Dataset extract:
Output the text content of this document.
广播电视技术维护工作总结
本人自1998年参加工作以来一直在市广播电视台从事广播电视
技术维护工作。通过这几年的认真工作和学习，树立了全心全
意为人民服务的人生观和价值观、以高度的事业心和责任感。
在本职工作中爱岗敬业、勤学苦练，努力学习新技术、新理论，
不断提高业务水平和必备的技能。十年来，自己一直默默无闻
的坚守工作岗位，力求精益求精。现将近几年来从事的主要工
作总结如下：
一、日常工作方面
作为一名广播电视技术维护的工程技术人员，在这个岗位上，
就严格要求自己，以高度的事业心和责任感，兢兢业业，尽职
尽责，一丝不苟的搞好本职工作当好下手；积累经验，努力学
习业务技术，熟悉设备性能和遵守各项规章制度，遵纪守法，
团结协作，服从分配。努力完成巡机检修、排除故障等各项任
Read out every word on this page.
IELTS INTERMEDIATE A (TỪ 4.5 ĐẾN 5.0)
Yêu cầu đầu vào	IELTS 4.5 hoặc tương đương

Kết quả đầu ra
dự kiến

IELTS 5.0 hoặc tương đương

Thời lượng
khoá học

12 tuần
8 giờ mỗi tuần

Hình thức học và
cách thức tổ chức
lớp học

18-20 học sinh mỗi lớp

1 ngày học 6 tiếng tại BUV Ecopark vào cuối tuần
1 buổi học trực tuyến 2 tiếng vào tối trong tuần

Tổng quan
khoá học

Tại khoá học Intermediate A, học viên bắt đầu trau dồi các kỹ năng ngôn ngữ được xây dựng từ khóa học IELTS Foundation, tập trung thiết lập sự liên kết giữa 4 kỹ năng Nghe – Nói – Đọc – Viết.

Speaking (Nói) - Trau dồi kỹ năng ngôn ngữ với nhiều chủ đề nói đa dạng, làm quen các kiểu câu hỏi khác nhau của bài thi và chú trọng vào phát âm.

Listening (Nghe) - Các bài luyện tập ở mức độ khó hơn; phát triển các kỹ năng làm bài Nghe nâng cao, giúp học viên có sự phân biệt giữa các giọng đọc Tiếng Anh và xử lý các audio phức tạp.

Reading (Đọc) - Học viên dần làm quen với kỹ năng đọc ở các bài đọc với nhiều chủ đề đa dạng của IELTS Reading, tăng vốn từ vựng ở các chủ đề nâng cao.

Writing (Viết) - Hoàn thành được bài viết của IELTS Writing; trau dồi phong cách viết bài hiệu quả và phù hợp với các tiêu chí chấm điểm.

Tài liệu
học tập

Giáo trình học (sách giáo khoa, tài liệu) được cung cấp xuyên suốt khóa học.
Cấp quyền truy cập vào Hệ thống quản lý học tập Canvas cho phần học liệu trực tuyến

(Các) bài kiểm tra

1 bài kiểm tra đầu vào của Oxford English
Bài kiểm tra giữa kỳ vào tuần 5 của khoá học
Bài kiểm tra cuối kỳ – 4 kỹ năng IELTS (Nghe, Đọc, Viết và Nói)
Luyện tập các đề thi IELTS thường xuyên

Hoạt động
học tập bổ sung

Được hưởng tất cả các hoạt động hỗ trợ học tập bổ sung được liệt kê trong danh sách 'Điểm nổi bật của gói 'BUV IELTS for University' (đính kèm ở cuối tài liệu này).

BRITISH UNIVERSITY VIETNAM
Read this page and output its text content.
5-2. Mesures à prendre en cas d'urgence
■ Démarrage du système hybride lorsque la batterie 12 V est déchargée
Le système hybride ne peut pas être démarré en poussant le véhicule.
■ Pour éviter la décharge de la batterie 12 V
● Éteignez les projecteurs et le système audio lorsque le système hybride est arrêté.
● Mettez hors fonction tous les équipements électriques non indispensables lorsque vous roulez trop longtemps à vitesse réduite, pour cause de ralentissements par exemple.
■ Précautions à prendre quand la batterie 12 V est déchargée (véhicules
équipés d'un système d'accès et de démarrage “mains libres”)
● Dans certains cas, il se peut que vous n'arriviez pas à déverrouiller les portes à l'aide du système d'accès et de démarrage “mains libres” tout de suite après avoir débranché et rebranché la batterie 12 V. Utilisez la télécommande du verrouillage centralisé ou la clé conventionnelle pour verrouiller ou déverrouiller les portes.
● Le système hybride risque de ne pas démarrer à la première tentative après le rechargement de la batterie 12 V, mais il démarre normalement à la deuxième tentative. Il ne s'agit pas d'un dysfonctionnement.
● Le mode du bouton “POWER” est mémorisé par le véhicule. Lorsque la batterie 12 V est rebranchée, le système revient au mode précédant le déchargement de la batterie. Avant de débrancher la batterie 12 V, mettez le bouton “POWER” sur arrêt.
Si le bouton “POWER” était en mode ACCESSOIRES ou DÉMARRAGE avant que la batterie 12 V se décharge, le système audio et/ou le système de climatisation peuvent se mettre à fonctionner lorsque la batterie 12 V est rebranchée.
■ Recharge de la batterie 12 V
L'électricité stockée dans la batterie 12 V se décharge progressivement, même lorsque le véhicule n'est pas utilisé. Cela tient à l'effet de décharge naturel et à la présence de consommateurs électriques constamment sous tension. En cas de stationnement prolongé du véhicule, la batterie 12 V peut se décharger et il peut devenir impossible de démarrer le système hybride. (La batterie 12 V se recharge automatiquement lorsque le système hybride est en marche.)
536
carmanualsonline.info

Goal:
Every entry needs to be retyped exactly.

Exercise response:
Output the text content of this document.
广播电视技术维护工作总结
本人自1998年参加工作以来一直在市广播电视台从事广播电视
技术维护工作。通过这几年的认真工作和学习，树立了全心全
意为人民服务的人生观和价值观、以高度的事业心和责任感。
在本职工作中爱岗敬业、勤学苦练，努力学习新技术、新理论，
不断提高业务水平和必备的技能。十年来，自己一直默默无闻
的坚守工作岗位，力求精益求精。现将近几年来从事的主要工
作总结如下：
一、日常工作方面
作为一名广播电视技术维护的工程技术人员，在这个岗位上，
就严格要求自己，以高度的事业心和责任感，兢兢业业，尽职
尽责，一丝不苟的搞好本职工作当好下手；积累经验，努力学
习业务技术，熟悉设备性能和遵守各项规章制度，遵纪守法，
团结协作，服从分配。努力完成巡机检修、排除故障等各项任
Read out every word on this page.
IELTS INTERMEDIATE A (TỪ 4.5 ĐẾN 5.0)
Yêu cầu đầu vào	IELTS 4.5 hoặc tương đương

Kết quả đầu ra
dự kiến

IELTS 5.0 hoặc tương đương

Thời lượng
khoá học

12 tuần
8 giờ mỗi tuần

Hình thức học và
cách thức tổ chức
lớp học

18-20 học sinh mỗi lớp

1 ngày học 6 tiếng tại BUV Ecopark vào cuối tuần
1 buổi học trực tuyến 2 tiếng vào tối trong tuần

Tổng quan
khoá học

Tại khoá học Intermediate A, học viên bắt đầu trau dồi các kỹ năng ngôn ngữ được xây dựng từ khóa học IELTS Foundation, tập trung thiết lập sự liên kết giữa 4 kỹ năng Nghe – Nói – Đọc – Viết.

Speaking (Nói) - Trau dồi kỹ năng ngôn ngữ với nhiều chủ đề nói đa dạng, làm quen các kiểu câu hỏi khác nhau của bài thi và chú trọng vào phát âm.

Listening (Nghe) - Các bài luyện tập ở mức độ khó hơn; phát triển các kỹ năng làm bài Nghe nâng cao, giúp học viên có sự phân biệt giữa các giọng đọc Tiếng Anh và xử lý các audio phức tạp.

Reading (Đọc) - Học viên dần làm quen với kỹ năng đọc ở các bài đọc với nhiều chủ đề đa dạng của IELTS Reading, tăng vốn từ vựng ở các chủ đề nâng cao.

Writing (Viết) - Hoàn thành được bài viết của IELTS Writing; trau dồi phong cách viết bài hiệu quả và phù hợp với các tiêu chí chấm điểm.

Tài liệu
học tập

Giáo trình học (sách giáo khoa, tài liệu) được cung cấp xuyên suốt khóa học.
Cấp quyền truy cập vào Hệ thống quản lý học tập Canvas cho phần học liệu trực tuyến

(Các) bài kiểm tra

1 bài kiểm tra đầu vào của Oxford English
Bài kiểm tra giữa kỳ vào tuần 5 của khoá học
Bài kiểm tra cuối kỳ – 4 kỹ năng IELTS (Nghe, Đọc, Viết và Nói)
Luyện tập các đề thi IELTS thường xuyên

Hoạt động
học tập bổ sung

Được hưởng tất cả các hoạt động hỗ trợ học tập bổ sung được liệt kê trong danh sách 'Điểm nổi bật của gói 'BUV IELTS for University' (đính kèm ở cuối tài liệu này).

BRITISH UNIVERSITY VIETNAM
Read this page and output its text content.
5-2. Mesures à prendre en cas d'urgence
■ Démarrage du système hybride lorsque la batterie 12 V est déchargée
Le système hybride ne peut pas être démarré en poussant le véhicule.
■ Pour éviter la décharge de la batterie 12 V
● Éteignez les projecteurs et le système audio lorsque le système hybride est arrêté.
● Mettez hors fonction tous les équipements électriques non indispensables lorsque vous roulez trop longtemps à vitesse réduite, pour cause de ralentissements par exemple.
■ Précautions à prendre quand la batterie 12 V est déchargée (véhicules
équipés d'un système d'accès et de démarrage “mains libres”)
● Dans certains cas, il se peut que vous n'arriviez pas à déverrouiller les portes à l'aide du système d'accès et de démarrage “mains libres” tout de suite après avoir débranché et rebranché la batterie 12 V. Utilisez la télécommande du verrouillage centralisé ou la clé conventionnelle pour verrouiller ou déverrouiller les portes.
● Le système hybride risque de ne pas démarrer à la première tentative après le rechargement de la batterie 12 V, mais il démarre normalement à la deuxième tentative. Il ne s'agit pas d'un dysfonctionnement.
● Le mode du bouton “POWER” est mémorisé par le véhicule. Lorsque la batterie 12 V est rebranchée, le système revient au mode précédant le déchargement de la batterie. Avant de débrancher la batterie 12 V, mettez le bouton “POWER” sur arrêt.
Si le bouton “POWER” était en mode ACCESSOIRES ou DÉMARRAGE avant que la batterie 12 V se décharge, le système audio et/ou le système de climatisation peuvent se mettre à fonctionner lorsque la batterie 12 V est rebranchée.
■ Recharge de la batterie 12 V
L'électricité stockée dans la batterie 12 V se décharge progressivement, même lorsque le véhicule n'est pas utilisé. Cela tient à l'effet de décharge naturel et à la présence de consommateurs électriques constamment sous tension. En cas de stationnement prolongé du véhicule, la batterie 12 V peut se décharger et il peut devenir impossible de démarrer le système hybride. (La batterie 12 V se recharge automatiquement lorsque le système hybride est en marche.)
536
carmanualsonline.info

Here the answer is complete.